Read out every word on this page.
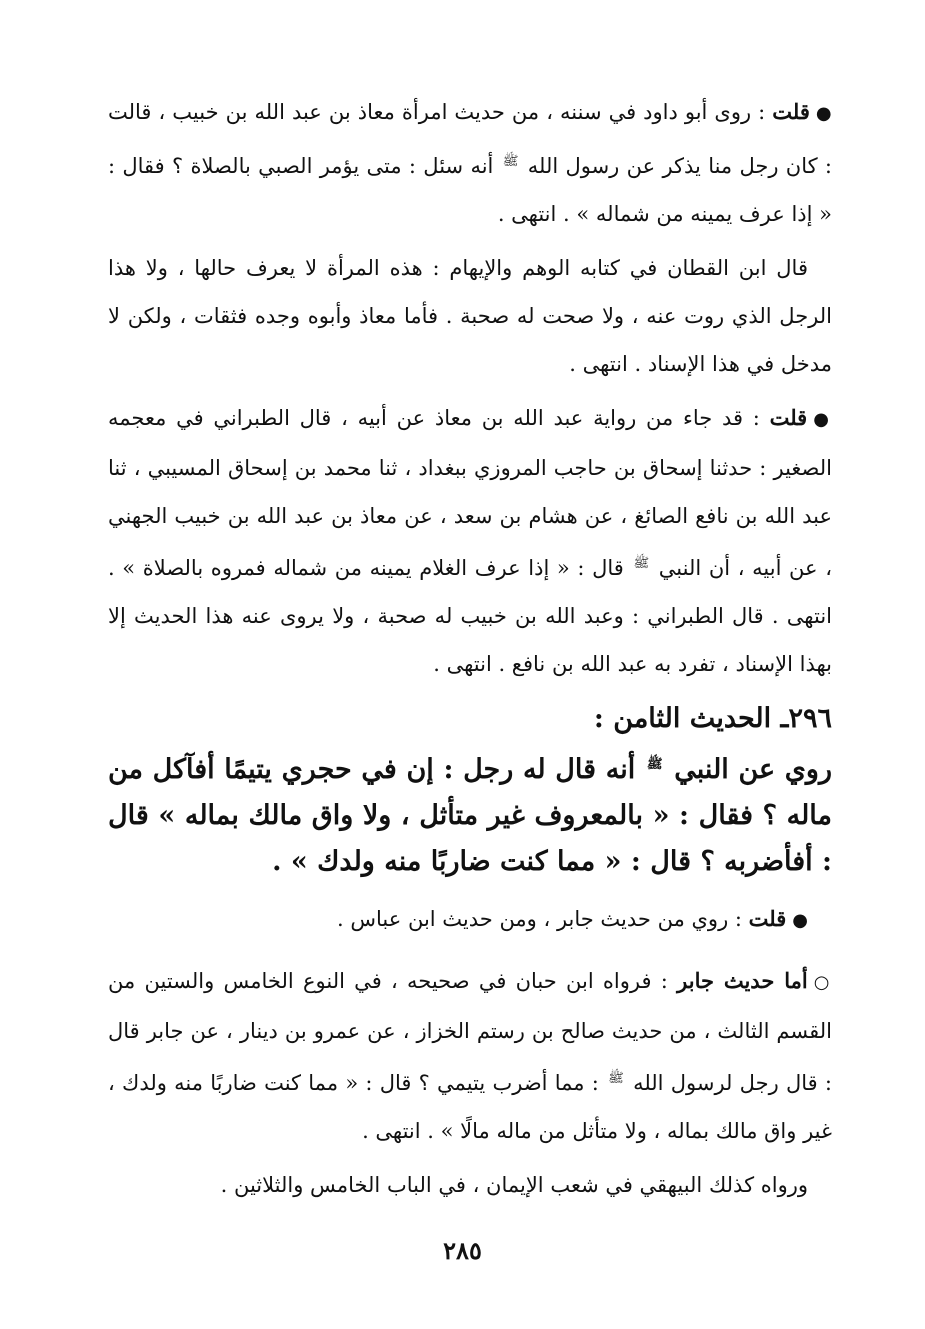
●قلت : روى أبو داود في سننه ، من حديث امرأة معاذ بن عبد الله بن خبيب ، قالت : كان رجل منا يذكر عن رسول الله $^ﷺ$ أنه سئل : متى يؤمر الصبي بالصلاة ؟ فقال : « إذا عرف يمينه من شماله » . انتهى .

قال ابن القطان في كتابه الوهم والإيهام : هذه المرأة لا يعرف حالها ، ولا هذا الرجل الذي روت عنه ، ولا صحت له صحبة . فأما معاذ وأبوه وجده فثقات ، ولكن لا مدخل في هذا الإسناد . انتهى .

●قلت : قد جاء من رواية عبد الله بن معاذ عن أبيه ، قال الطبراني في معجمه الصغير : حدثنا إسحاق بن حاجب المروزي ببغداد ، ثنا محمد بن إسحاق المسيبي ، ثنا عبد الله بن نافع الصائغ ، عن هشام بن سعد ، عن معاذ بن عبد الله بن خبيب الجهني ، عن أبيه ، أن النبي $^ﷺ$ قال : « إذا عرف الغلام يمينه من شماله فمروه بالصلاة » . انتهى . قال الطبراني : وعبد الله بن خبيب له صحبة ، ولا يروى عنه هذا الحديث إلا بهذا الإسناد ، تفرد به عبد الله بن نافع . انتهى .

٢٩٦ـ الحديث الثامن :

روي عن النبي $^ﷺ$ أنه قال له رجل : إن في حجري يتيمًا أفآكل من ماله ؟ فقال : « بالمعروف غير متأثل ، ولا واق مالك بماله » قال : أفأضربه ؟ قال : « مما كنت ضاربًا منه ولدك » .

●قلت : روي من حديث جابر ، ومن حديث ابن عباس .

○أما حديث جابر : فرواه ابن حبان في صحيحه ، في النوع الخامس والستين من القسم الثالث ، من حديث صالح بن رستم الخزاز ، عن عمرو بن دينار ، عن جابر قال : قال رجل لرسول الله $^ﷺ$ : مما أضرب يتيمي ؟ قال : « مما كنت ضاربًا منه ولدك ، غير واق مالك بماله ، ولا متأثل من ماله مالًا » . انتهى .

ورواه كذلك البيهقي في شعب الإيمان ، في الباب الخامس والثلاثين .

٢٨٥
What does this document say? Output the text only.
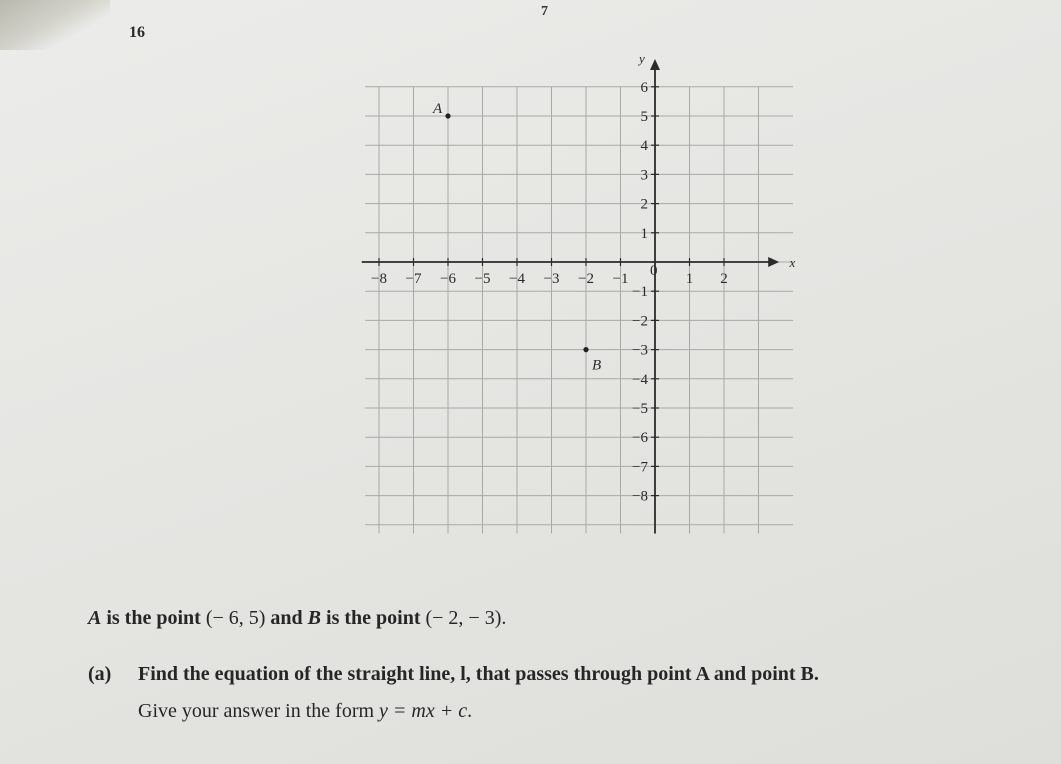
7
16
x
y
0
−8 −7 −6 −5 −4 −3 −2 −1	1 2
1
2
3
4
5
6
−1
−2
−3
−4
−5
−6
−7
−8
A
B
A is the point (− 6, 5) and B is the point (− 2, − 3).
(a) Find the equation of the straight line, l, that passes through point A and point B.
Give your answer in the form y = mx + c.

# WHAT TO DO
Generate a word-for-word copy of the preceding records, excluding all pictures.

# RESPONSE TO THIS EXERCISE
Read out every word on this page.
●قلت : روى أبو داود في سننه ، من حديث امرأة معاذ بن عبد الله بن خبيب ، قالت : كان رجل منا يذكر عن رسول الله $^ﷺ$ أنه سئل : متى يؤمر الصبي بالصلاة ؟ فقال : « إذا عرف يمينه من شماله » . انتهى .

قال ابن القطان في كتابه الوهم والإيهام : هذه المرأة لا يعرف حالها ، ولا هذا الرجل الذي روت عنه ، ولا صحت له صحبة . فأما معاذ وأبوه وجده فثقات ، ولكن لا مدخل في هذا الإسناد . انتهى .

●قلت : قد جاء من رواية عبد الله بن معاذ عن أبيه ، قال الطبراني في معجمه الصغير : حدثنا إسحاق بن حاجب المروزي ببغداد ، ثنا محمد بن إسحاق المسيبي ، ثنا عبد الله بن نافع الصائغ ، عن هشام بن سعد ، عن معاذ بن عبد الله بن خبيب الجهني ، عن أبيه ، أن النبي $^ﷺ$ قال : « إذا عرف الغلام يمينه من شماله فمروه بالصلاة » . انتهى . قال الطبراني : وعبد الله بن خبيب له صحبة ، ولا يروى عنه هذا الحديث إلا بهذا الإسناد ، تفرد به عبد الله بن نافع . انتهى .

٢٩٦ـ الحديث الثامن :

روي عن النبي $^ﷺ$ أنه قال له رجل : إن في حجري يتيمًا أفآكل من ماله ؟ فقال : « بالمعروف غير متأثل ، ولا واق مالك بماله » قال : أفأضربه ؟ قال : « مما كنت ضاربًا منه ولدك » .

●قلت : روي من حديث جابر ، ومن حديث ابن عباس .

○أما حديث جابر : فرواه ابن حبان في صحيحه ، في النوع الخامس والستين من القسم الثالث ، من حديث صالح بن رستم الخزاز ، عن عمرو بن دينار ، عن جابر قال : قال رجل لرسول الله $^ﷺ$ : مما أضرب يتيمي ؟ قال : « مما كنت ضاربًا منه ولدك ، غير واق مالك بماله ، ولا متأثل من ماله مالًا » . انتهى .

ورواه كذلك البيهقي في شعب الإيمان ، في الباب الخامس والثلاثين .

٢٨٥
What does this document say? Output the text only.
7
16
x
y
0
−8 −7 −6 −5 −4 −3 −2 −1	1 2
1
2
3
4
5
6
−1
−2
−3
−4
−5
−6
−7
−8
A
B
A is the point (− 6, 5) and B is the point (− 2, − 3).
(a) Find the equation of the straight line, l, that passes through point A and point B.
Give your answer in the form y = mx + c.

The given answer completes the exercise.